◆ Problem details ◆
How many lines hold the string "Laser"? Reply with the number alone.

(Records)
--*--

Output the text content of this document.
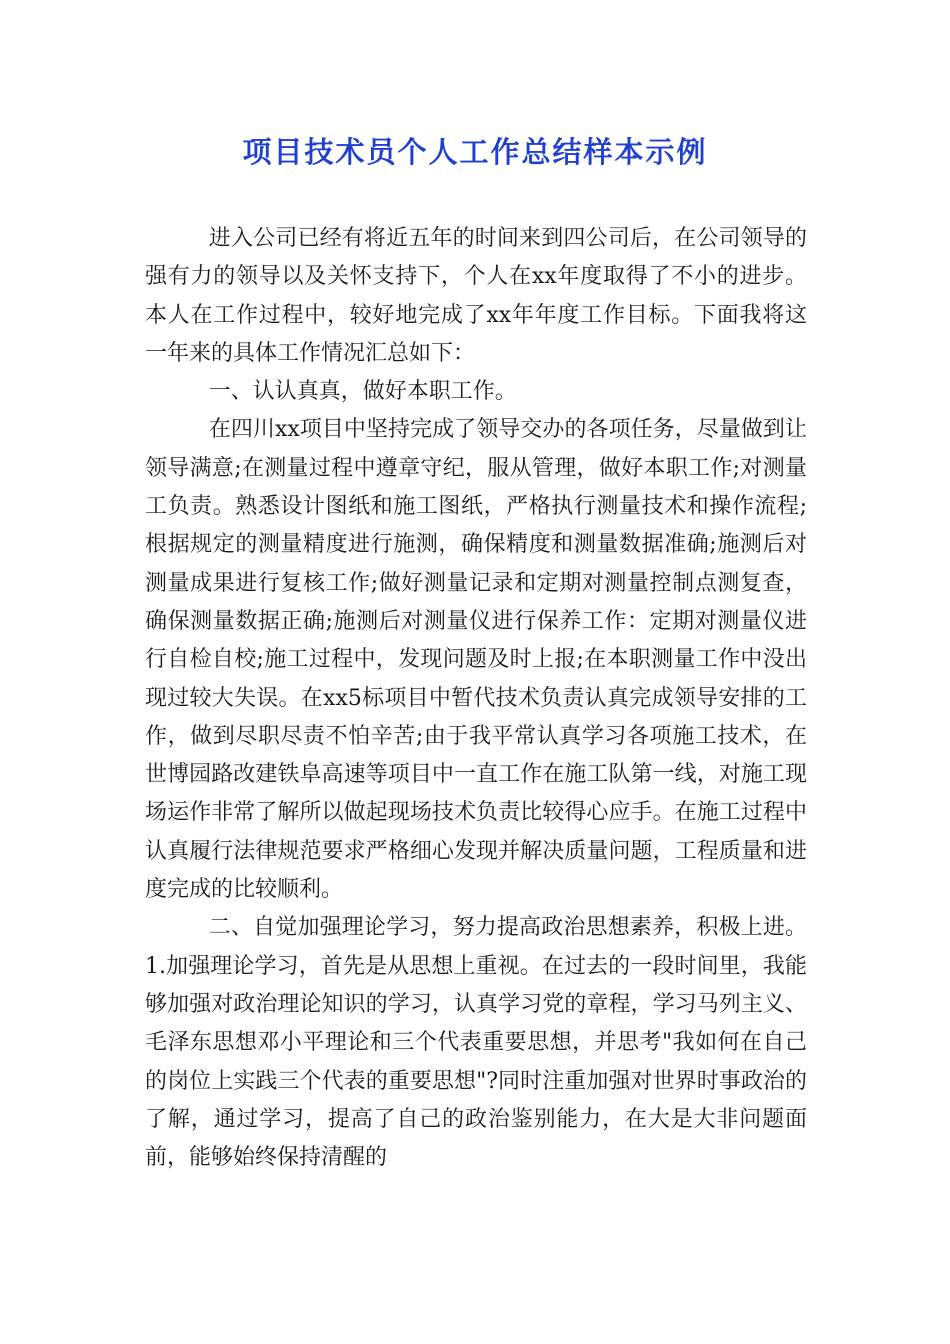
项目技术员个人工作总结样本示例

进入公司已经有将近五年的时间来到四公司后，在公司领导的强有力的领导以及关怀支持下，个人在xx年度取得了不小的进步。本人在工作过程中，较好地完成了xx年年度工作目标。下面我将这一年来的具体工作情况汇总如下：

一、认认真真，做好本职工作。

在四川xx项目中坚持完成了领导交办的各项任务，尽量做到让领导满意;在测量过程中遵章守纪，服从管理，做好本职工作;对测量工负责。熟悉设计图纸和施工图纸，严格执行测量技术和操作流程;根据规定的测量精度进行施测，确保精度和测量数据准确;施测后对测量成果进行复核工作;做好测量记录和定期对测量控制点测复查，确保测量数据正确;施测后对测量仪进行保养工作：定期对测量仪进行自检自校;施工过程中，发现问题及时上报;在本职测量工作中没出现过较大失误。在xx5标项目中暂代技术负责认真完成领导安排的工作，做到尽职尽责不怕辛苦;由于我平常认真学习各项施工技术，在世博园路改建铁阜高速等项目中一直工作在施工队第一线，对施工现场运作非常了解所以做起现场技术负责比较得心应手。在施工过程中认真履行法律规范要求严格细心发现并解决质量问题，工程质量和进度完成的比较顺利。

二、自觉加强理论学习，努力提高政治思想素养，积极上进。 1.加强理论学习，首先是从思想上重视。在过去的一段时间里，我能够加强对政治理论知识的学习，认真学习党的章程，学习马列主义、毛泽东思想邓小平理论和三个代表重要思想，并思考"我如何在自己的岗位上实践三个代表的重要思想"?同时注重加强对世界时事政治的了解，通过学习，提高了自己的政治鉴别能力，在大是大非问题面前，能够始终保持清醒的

--*--

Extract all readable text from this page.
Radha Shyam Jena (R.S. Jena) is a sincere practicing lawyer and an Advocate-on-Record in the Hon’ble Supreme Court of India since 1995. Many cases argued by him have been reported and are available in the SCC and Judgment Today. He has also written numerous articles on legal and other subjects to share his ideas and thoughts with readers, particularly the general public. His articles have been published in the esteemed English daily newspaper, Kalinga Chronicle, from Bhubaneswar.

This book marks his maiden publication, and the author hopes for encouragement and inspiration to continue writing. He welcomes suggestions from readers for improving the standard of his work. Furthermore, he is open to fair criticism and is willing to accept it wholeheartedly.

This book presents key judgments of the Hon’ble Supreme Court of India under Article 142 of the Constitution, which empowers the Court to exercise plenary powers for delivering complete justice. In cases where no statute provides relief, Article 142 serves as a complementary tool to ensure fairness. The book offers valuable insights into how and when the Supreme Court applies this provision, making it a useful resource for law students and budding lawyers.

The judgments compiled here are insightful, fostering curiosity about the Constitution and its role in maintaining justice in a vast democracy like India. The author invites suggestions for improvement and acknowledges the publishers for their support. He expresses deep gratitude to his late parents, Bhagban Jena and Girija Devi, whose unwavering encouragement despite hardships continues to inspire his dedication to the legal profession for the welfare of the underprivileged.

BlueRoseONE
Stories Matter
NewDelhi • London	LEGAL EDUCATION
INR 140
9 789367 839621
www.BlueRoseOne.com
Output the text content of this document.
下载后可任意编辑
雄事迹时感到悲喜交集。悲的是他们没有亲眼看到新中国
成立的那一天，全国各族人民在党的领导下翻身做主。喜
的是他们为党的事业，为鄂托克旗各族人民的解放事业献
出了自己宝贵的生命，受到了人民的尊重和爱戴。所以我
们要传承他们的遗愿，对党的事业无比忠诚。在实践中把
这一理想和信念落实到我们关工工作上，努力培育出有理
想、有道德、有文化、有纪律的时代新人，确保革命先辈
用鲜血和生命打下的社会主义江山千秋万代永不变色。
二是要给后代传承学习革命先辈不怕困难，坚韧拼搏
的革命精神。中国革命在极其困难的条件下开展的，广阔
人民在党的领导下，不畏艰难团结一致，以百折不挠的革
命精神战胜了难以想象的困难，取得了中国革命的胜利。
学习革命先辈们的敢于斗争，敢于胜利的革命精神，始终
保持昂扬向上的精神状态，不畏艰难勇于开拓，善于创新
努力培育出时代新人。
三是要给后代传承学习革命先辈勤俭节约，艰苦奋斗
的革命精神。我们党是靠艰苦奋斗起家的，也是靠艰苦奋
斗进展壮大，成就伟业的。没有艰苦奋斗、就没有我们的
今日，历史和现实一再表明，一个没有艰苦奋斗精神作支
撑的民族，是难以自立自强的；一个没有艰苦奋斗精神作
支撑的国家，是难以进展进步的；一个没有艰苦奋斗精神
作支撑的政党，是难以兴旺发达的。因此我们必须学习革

--*--

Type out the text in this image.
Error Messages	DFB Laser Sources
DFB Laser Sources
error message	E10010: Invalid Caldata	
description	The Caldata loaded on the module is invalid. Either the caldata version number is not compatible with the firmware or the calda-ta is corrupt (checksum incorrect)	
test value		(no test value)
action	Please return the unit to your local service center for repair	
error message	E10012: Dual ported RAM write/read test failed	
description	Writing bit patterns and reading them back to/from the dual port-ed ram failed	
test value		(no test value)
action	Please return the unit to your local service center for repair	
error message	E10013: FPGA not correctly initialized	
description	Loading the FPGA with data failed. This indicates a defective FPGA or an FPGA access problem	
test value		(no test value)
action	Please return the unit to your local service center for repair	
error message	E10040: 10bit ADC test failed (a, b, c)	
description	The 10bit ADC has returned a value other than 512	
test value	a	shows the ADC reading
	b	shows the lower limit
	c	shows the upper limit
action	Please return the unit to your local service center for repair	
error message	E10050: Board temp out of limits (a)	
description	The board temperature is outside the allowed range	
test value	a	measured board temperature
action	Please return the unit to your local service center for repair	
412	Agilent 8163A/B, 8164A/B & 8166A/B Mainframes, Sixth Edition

--*--

◆ Answer to the task ◆
2